# Start of Given records

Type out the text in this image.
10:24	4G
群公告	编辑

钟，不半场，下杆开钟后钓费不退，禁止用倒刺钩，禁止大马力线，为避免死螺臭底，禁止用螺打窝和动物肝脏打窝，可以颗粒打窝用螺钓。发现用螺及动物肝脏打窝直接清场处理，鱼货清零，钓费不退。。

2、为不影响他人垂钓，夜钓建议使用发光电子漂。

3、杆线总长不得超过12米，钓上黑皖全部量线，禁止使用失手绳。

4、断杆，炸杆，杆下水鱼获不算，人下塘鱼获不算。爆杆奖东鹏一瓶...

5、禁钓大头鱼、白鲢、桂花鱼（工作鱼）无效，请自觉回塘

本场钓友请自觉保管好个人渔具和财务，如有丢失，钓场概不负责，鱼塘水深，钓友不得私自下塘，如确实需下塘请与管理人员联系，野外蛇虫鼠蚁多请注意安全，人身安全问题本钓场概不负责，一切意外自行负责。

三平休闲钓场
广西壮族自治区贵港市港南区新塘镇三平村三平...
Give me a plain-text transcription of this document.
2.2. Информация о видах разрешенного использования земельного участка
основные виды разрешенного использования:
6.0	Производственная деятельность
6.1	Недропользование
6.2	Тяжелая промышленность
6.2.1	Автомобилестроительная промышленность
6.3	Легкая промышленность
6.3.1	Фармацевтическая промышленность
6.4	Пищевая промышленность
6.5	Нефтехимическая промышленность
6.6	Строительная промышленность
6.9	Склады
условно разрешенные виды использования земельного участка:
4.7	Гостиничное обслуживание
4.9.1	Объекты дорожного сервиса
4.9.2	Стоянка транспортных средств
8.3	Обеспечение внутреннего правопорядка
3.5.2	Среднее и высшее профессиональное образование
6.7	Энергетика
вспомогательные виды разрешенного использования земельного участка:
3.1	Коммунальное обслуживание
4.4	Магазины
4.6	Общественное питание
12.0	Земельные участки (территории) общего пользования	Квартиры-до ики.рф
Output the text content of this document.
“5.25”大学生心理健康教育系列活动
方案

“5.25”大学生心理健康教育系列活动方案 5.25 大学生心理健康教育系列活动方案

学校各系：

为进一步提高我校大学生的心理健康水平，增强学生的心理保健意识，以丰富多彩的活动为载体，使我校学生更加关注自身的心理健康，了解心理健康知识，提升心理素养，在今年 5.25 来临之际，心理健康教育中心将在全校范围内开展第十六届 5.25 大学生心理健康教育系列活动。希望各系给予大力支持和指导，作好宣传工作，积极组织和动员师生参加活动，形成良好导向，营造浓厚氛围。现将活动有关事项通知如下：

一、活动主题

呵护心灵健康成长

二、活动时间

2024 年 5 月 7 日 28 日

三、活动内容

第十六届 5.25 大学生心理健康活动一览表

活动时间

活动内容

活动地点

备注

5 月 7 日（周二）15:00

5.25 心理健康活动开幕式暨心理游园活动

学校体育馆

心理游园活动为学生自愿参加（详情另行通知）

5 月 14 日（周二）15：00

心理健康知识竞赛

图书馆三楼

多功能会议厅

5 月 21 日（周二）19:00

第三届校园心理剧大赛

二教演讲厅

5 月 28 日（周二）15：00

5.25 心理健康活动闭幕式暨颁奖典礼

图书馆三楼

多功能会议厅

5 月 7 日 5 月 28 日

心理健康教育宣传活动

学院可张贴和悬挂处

# End of Given records
# Start of Given records

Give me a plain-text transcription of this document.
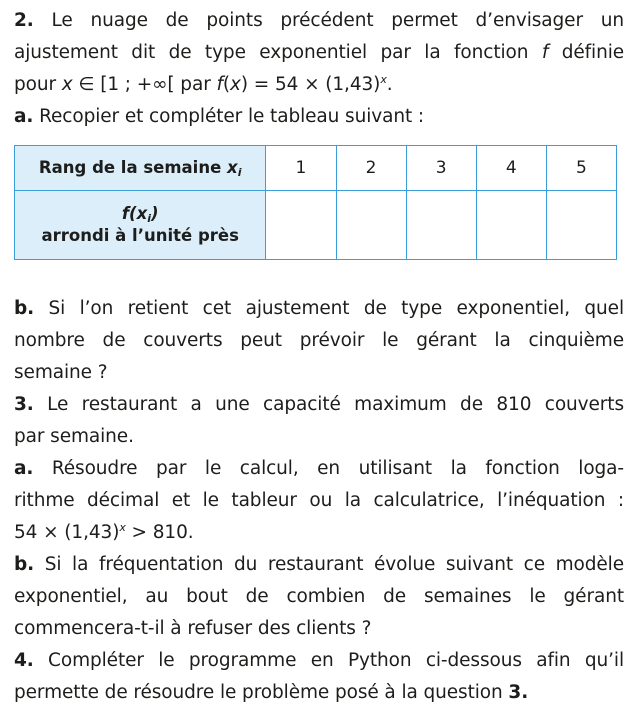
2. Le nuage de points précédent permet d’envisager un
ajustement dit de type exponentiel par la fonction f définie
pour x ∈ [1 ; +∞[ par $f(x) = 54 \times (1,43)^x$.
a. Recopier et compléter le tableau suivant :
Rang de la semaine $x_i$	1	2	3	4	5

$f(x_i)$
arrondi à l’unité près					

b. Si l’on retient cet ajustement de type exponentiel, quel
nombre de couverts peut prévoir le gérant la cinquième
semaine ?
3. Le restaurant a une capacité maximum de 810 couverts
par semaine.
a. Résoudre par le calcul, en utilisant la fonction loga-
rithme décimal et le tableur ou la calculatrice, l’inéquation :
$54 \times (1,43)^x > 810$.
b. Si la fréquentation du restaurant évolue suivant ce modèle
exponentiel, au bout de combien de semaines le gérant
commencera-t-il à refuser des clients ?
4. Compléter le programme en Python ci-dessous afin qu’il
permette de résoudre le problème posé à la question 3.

# End of Given records

Requirements - Copy all lines of the material above where the string "times" occurs.

Result -
pour x ∈ [1 ; +∞[ par $f(x) = 54 \times (1,43)^x$.
$54 \times (1,43)^x > 810$.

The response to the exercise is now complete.